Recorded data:
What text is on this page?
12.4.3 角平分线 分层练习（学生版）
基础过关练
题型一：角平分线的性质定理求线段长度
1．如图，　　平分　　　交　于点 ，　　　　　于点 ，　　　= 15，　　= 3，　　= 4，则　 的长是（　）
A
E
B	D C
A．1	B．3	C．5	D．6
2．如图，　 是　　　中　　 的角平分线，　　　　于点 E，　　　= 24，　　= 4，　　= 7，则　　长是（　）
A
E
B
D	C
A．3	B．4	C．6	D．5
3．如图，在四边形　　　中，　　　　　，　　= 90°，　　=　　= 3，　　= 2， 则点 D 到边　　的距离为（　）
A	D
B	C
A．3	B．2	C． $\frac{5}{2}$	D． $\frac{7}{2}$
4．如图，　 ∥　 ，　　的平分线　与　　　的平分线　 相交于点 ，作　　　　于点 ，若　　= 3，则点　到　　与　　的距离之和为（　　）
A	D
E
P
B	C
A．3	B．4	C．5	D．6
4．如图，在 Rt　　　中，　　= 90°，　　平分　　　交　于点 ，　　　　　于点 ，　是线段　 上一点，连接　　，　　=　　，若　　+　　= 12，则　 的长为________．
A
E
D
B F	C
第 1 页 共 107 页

■ **GOAL**
Output all preceding records character for character.

■ **EXERCISE ANSWER**
What text is on this page?
12.4.3 角平分线 分层练习（学生版）
基础过关练
题型一：角平分线的性质定理求线段长度
1．如图，　　平分　　　交　于点 ，　　　　　于点 ，　　　= 15，　　= 3，　　= 4，则　 的长是（　）
A
E
B	D C
A．1	B．3	C．5	D．6
2．如图，　 是　　　中　　 的角平分线，　　　　于点 E，　　　= 24，　　= 4，　　= 7，则　　长是（　）
A
E
B
D	C
A．3	B．4	C．6	D．5
3．如图，在四边形　　　中，　　　　　，　　= 90°，　　=　　= 3，　　= 2， 则点 D 到边　　的距离为（　）
A	D
B	C
A．3	B．2	C． $\frac{5}{2}$	D． $\frac{7}{2}$
4．如图，　 ∥　 ，　　的平分线　与　　　的平分线　 相交于点 ，作　　　　于点 ，若　　= 3，则点　到　　与　　的距离之和为（　　）
A	D
E
P
B	C
A．3	B．4	C．5	D．6
4．如图，在 Rt　　　中，　　= 90°，　　平分　　　交　于点 ，　　　　　于点 ，　是线段　 上一点，连接　　，　　=　　，若　　+　　= 12，则　 的长为________．
A
E
D
B F	C
第 1 页 共 107 页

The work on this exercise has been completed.